● 作業内容
A. マンションの防災計画に関する記事を読み、次の問いに答えてください。
(i) 「Eマンション地区防災計画」を公表した機関と公表年はどこといつか。
(ii) 災害対策本部の設置基準は一般的に何で決めるとされているか。
(iii) 防災訓練はどのくらいの頻度で実施する旨を明記するよう勧められているか。
B. マンションの防災計画に関する記事で、日本で発生するリスクがあるとして挙げられている災害をすべて書き出してください。
C. マンション管理組合の防災計画についての記事を、最後の文の後から書き進めてください。

● 記事
- - - -

大きな災害が起きてマンションが被災すると、管理組合のなかで災害による被害を最小限に抑えるために活動をする「災害対策本部」を設置し、情報収集や生活維持のサポートをする必要があります。また、廊下の壁やドアなどに破損が生じた場合は、行政から被害認定を受けたり、復旧の手配をしたりしなければなりません。
ただし、災害発生時に場当たり的に対応しようとするとうまく動けないもの。そのため、事前にすべきことや流れをシミュレーションしておきたいものです。
今回は、マンション管理組合が災害に備えて事前に立てておくべき、防災計画について紹介していきます。確認して必要な備えについて考えてみましょう。
防災計画で被害を最小限に抑える
防災計画を作成する目的は、災害発生時に迅速な対応を行い、マンションの居住者や建物の被害を最小限に抑えることです。
日本では、地震や火災のほか、台風や水害など多くの災害が発生するリスクがあります。
マンションのように多くの世帯が生活している場では、有事での行動指針をあらかじめ共有しておくことが特に重要で、有効な対策をしておくと被害の軽減や二次災害の発生防止に期待できます。
災害の発生を他人事とせず、リスク備えるためにも、防災計画の策定は重要であるといえるでしょう。
マンションの防災計画に盛り込む要素は4つ
【1】災害に対する基本方針
防災計画の雛形は、国土交通省が2020年に公表した「Eマンション地区防災計画」のほか、各自治体のホームページでも公開されているので、参考にしてみましょう。
最初に明確にしておきたいのが、マンションにおける防災の目標と災害対策本部の設置基準です。これらの項目は「基本方針」として1章にまとめておくとよいでしょう。
目標は平時と災害時で分けて設定します。平時の項目に記載するのは、主に日頃の防災活動や備蓄品の量など。
災害時の項目では災害対策本部の設置基準を明記しましょう。設置基準は、「災害の規模」や「被害の有無」などで決めるのが一般的です。
【2】地域の特徴
防災計画を考える際の前提となる情報には、マンションが位置する地区や建物の状況があります。
海抜や河川の位置などの地勢や地質のほか、人口や建物の状況といった地区全体の情報をまとめておくとよいでしょう。そのほかに、災害での被害想定も記載します。これらの情報は、自治体のホームページで確認可能です。
地区全体だけではなく、マンションの現況についての項目も設けます。基本情報のほかに防災上の課題や防災訓練のスケジュール、備蓄品のリストなどが必要です。特に防災訓練については、防災計画の見直しのためにも毎年実施する旨を明記しましょう。
【3】災害対策本部の概要
続いて、マンションでの災害発生時の具体的な活動計画について記載します。
災害対策本部に関する内容は、活動基準や組織体制や活動するための場所、対応フローなどを記載しましょう。

- - - -

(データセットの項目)
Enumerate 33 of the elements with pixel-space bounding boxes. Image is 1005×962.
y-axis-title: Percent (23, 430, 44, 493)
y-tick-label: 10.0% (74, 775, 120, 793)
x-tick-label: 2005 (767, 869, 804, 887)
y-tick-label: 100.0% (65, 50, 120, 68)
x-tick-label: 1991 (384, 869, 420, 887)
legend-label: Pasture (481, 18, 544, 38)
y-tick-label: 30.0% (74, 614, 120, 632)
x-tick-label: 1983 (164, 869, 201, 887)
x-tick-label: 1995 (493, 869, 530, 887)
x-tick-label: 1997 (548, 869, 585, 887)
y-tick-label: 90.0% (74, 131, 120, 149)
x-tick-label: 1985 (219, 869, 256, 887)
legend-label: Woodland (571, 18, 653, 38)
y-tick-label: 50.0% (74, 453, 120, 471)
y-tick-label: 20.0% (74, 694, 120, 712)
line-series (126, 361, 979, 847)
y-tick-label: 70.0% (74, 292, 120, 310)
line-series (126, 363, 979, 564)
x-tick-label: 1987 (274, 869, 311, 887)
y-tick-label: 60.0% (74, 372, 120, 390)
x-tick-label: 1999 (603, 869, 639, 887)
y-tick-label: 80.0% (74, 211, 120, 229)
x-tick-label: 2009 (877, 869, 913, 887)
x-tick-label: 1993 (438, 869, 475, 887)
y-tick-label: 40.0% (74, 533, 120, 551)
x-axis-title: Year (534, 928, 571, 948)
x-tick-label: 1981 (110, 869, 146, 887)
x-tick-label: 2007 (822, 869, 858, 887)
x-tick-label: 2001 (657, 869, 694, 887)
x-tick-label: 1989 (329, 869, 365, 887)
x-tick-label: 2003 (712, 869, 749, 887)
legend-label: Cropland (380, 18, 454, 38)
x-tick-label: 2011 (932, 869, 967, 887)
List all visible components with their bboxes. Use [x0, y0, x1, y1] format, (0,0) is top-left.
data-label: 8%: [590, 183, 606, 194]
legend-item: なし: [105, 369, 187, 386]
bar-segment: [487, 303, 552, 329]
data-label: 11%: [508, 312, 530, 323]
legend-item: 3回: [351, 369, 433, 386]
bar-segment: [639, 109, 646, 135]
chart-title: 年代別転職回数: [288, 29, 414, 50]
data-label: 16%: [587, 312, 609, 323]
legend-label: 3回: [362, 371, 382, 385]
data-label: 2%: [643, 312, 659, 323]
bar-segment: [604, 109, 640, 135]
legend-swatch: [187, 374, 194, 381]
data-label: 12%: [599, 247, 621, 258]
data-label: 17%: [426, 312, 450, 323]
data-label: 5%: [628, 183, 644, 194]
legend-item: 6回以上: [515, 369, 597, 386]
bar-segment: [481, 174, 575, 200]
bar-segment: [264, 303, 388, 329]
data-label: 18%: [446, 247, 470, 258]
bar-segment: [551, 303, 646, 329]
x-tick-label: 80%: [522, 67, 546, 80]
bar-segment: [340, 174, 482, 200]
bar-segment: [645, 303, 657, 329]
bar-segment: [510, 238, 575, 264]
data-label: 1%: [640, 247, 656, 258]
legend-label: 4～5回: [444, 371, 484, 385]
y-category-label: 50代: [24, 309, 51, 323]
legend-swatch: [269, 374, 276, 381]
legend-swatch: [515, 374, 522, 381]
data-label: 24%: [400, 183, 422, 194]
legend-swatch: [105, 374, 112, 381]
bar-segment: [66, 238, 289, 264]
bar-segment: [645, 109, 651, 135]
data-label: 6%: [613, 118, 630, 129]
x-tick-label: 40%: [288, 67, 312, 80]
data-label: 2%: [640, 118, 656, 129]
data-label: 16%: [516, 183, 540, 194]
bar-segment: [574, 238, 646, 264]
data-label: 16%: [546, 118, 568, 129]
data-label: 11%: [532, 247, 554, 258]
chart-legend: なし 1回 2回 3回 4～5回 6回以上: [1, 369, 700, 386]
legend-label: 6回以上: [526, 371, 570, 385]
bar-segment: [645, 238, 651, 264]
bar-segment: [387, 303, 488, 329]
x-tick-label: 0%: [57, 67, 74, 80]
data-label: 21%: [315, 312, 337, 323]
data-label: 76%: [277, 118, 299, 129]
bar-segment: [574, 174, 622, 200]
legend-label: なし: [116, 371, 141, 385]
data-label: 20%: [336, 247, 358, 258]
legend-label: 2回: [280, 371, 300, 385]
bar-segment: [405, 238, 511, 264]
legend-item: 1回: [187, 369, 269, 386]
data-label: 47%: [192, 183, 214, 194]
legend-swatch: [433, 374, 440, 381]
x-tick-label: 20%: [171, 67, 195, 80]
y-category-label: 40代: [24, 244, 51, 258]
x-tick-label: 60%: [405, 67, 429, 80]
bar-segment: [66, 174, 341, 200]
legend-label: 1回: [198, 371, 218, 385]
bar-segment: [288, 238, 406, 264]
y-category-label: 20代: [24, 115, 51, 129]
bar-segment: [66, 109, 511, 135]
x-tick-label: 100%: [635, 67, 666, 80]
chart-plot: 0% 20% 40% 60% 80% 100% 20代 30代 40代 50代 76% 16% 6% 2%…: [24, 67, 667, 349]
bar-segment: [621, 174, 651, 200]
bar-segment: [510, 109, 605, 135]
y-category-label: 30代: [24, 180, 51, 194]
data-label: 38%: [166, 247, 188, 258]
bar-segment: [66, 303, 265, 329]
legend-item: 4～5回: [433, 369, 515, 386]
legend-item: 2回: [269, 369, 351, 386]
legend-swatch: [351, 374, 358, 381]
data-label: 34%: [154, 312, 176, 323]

- - - -

● 解答
A.
(i) 国土交通省、2020年
(ii) 「災害の規模」や「被害の有無」など
(iii) 毎年

B. 地震、火災、台風、水害

C.
通常の場合、災害対策本部内には本部長や副部長がおり、その下に消火班、救護班、情報班、生活班などが組織されます。マンションの規模によっては、フロアをいくつかのブロックに分けて代表者を決めておくと、情報伝達がスムーズになるでしょう。
対応フローには、災害ごとに発生から復興までの流れをまとめておきます。災害に応じて必要な対応が変わるので、地震や水害など災害の種類別にフローを記載しましょう。
【4】居住者の対応
マンションの防災では、災害対策本部だけではなく居住者ひとりひとりの協力が不可欠です。
周辺や家族の状況によっては、避難所に避難するよりも自宅にいたほうが安全なこともあります。在宅避難では水や食料のほか、簡易トイレや充電器など停電や断水に備えた物資が必要になってきます。
少しでも在宅避難の可能性があるならば、最低でも7日間、可能であれば2週間分の防災用品を備蓄するように呼びかけましょう。
正確な防災計画を立てるポイント
実際に災害が発生した時に有効に機能する防災計画は、すぐに立てられるものではありません。まずは管理組合で防災委員会を組織し、複数回の話し合いを重ねて各項目を検討していく必要があります。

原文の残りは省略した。